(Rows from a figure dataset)
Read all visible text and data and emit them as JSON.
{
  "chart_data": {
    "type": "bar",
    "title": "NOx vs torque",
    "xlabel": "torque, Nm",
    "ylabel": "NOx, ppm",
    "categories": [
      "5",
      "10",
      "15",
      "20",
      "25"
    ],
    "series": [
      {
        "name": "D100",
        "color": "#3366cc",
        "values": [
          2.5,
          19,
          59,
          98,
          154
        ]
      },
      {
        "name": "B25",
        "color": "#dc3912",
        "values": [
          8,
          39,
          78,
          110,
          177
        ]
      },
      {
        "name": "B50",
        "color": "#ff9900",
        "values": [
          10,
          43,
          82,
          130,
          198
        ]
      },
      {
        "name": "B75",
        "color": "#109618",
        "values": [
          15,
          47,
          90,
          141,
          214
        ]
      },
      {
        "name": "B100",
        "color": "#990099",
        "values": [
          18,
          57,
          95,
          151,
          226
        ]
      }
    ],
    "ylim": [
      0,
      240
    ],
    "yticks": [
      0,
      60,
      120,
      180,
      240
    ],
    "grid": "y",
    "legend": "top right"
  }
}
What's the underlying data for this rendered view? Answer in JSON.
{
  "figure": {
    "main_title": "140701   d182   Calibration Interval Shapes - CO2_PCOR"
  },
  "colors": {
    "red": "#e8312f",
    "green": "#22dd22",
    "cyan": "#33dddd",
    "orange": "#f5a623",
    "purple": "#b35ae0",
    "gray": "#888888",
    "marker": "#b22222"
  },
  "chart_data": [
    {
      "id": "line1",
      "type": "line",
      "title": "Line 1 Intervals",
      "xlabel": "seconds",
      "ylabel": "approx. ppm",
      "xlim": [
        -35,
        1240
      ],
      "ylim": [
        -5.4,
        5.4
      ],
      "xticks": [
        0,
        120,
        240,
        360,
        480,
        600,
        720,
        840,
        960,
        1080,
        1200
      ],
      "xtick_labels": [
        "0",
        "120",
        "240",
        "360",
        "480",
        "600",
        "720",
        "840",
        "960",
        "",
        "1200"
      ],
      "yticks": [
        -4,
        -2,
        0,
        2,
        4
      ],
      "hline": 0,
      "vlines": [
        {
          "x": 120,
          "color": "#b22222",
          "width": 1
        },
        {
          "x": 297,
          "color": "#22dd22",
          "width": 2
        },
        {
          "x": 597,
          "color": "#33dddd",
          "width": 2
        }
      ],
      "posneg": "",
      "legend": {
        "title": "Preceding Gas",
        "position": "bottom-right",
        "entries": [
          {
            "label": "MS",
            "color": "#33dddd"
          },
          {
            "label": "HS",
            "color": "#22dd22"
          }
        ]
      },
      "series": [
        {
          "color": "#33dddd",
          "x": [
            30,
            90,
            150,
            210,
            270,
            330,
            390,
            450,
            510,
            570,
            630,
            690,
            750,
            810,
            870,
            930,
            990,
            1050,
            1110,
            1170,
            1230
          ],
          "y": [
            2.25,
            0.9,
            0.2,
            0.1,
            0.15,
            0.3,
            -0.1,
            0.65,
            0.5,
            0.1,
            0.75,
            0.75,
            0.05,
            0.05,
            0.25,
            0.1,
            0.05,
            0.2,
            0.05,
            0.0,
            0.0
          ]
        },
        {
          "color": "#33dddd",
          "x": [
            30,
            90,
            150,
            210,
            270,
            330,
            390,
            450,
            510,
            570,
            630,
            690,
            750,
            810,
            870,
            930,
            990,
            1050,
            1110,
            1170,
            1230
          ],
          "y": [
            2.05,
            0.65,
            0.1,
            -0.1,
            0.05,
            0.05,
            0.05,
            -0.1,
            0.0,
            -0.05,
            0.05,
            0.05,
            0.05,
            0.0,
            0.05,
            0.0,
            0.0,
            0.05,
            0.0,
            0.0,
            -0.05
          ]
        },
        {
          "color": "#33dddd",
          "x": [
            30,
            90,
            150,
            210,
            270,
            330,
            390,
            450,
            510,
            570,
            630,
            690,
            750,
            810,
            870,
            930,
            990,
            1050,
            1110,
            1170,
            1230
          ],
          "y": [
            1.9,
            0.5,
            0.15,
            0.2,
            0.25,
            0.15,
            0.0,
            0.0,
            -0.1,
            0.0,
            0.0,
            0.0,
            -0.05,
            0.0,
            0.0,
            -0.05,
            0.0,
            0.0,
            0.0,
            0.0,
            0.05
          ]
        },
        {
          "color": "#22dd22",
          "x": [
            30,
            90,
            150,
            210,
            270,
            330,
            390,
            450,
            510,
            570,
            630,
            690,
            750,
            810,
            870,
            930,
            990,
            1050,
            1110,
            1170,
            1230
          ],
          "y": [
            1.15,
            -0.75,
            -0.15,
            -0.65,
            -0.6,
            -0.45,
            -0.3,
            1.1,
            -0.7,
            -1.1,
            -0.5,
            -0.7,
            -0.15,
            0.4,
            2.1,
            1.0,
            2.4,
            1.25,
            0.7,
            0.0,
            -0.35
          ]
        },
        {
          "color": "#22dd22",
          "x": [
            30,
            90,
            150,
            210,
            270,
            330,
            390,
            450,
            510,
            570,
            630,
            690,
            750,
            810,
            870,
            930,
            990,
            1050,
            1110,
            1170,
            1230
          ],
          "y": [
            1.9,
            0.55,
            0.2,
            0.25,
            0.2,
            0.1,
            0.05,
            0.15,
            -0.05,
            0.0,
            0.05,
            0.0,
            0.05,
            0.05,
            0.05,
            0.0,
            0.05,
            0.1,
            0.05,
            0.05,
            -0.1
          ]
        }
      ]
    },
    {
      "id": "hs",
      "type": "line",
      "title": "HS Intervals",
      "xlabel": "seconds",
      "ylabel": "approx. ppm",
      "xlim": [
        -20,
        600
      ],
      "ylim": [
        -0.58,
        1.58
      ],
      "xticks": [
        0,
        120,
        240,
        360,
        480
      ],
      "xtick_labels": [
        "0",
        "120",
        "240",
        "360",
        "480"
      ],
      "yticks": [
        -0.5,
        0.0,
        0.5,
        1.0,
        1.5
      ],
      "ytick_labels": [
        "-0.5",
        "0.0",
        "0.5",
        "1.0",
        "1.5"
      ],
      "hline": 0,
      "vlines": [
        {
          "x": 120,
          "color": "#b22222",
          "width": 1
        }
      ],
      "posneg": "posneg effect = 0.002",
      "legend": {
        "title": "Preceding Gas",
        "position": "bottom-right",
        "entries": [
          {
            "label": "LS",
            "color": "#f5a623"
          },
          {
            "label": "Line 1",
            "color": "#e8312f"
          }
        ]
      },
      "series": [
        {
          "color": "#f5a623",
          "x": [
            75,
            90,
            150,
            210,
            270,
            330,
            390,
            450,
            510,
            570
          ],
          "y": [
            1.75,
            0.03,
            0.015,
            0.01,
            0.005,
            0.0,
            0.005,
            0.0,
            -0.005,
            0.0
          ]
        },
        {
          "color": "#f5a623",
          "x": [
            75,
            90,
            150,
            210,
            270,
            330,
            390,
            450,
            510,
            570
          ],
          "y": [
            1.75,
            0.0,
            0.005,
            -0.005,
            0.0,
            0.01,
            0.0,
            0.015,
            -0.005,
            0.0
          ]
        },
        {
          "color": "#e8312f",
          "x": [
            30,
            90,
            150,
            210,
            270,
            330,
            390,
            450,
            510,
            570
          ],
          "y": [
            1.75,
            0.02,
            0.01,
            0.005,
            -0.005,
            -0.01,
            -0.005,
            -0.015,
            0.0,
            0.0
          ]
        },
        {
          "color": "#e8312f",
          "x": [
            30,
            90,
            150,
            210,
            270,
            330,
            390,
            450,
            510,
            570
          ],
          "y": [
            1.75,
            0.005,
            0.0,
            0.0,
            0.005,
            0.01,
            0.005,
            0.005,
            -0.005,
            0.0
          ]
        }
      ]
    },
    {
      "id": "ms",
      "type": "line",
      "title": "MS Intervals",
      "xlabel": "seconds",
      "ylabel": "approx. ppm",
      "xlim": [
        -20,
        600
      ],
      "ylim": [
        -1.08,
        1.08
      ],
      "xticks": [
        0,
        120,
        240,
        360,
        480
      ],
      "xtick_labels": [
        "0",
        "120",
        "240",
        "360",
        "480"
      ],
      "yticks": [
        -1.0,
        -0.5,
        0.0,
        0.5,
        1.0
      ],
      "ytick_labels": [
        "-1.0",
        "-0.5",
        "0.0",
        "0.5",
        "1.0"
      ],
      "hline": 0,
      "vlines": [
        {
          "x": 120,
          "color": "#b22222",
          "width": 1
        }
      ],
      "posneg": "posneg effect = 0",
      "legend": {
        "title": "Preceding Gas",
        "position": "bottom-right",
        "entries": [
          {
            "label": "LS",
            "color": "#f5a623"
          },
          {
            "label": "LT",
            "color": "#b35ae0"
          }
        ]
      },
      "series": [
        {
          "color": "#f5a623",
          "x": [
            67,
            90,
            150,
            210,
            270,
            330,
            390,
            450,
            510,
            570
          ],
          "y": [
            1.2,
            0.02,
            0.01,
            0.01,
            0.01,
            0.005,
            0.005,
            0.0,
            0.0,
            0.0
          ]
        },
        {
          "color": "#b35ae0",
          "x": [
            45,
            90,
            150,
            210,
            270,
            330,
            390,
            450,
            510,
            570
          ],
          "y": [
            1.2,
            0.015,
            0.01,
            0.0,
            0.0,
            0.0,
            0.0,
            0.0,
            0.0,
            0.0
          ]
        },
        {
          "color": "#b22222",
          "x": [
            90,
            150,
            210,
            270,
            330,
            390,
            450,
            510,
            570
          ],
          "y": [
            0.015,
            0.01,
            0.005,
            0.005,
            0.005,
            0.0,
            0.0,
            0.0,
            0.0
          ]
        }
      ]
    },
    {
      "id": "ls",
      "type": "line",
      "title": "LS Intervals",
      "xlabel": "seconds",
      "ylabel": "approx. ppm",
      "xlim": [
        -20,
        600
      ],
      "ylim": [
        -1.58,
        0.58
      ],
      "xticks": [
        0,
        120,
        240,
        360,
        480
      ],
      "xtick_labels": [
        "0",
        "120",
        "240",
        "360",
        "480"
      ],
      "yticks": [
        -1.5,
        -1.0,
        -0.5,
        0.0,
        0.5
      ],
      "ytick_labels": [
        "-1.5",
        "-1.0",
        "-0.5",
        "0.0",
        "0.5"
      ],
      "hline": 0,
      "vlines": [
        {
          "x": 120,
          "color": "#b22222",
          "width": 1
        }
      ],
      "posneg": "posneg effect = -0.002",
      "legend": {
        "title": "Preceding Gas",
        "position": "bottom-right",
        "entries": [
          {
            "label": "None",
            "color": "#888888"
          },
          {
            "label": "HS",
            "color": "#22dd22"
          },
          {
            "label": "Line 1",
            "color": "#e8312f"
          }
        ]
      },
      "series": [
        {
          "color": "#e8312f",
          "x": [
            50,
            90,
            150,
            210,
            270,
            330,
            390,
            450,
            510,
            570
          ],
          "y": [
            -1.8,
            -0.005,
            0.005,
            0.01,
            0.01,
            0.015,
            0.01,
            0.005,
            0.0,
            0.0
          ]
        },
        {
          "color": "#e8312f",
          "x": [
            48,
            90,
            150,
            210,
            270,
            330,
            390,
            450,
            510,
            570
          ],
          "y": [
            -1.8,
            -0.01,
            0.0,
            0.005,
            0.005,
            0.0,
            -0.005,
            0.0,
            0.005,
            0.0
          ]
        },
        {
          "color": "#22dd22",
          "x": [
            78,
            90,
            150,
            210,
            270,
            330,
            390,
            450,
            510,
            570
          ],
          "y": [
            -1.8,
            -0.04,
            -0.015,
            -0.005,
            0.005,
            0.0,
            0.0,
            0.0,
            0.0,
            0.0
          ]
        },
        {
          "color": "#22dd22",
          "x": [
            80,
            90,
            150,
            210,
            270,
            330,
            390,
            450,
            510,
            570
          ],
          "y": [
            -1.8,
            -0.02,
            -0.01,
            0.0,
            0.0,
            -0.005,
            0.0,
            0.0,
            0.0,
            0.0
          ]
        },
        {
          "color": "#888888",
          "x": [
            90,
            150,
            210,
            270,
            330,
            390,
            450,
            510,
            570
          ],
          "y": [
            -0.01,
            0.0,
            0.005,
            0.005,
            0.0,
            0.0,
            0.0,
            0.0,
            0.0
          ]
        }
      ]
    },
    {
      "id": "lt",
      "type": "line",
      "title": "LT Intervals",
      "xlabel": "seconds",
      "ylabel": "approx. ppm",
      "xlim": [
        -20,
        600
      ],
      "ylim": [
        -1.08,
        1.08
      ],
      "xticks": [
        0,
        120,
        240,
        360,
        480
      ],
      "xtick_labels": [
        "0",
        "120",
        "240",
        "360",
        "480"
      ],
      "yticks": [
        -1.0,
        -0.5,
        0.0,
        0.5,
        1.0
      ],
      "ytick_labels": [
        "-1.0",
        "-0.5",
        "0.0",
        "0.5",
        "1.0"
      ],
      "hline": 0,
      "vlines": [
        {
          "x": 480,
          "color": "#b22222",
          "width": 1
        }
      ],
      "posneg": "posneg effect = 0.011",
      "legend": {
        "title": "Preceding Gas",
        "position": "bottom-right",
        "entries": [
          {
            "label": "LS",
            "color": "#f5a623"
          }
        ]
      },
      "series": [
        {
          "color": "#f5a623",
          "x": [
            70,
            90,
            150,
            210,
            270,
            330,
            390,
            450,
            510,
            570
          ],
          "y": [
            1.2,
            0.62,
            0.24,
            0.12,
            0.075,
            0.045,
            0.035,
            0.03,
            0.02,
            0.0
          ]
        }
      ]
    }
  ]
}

PROBLEM REQUIREMENTS — Locate the word "torque" in the records above, and return each line that has it.

WRITTEN REPLY —
    "title": "NOx vs torque",
    "xlabel": "torque, Nm",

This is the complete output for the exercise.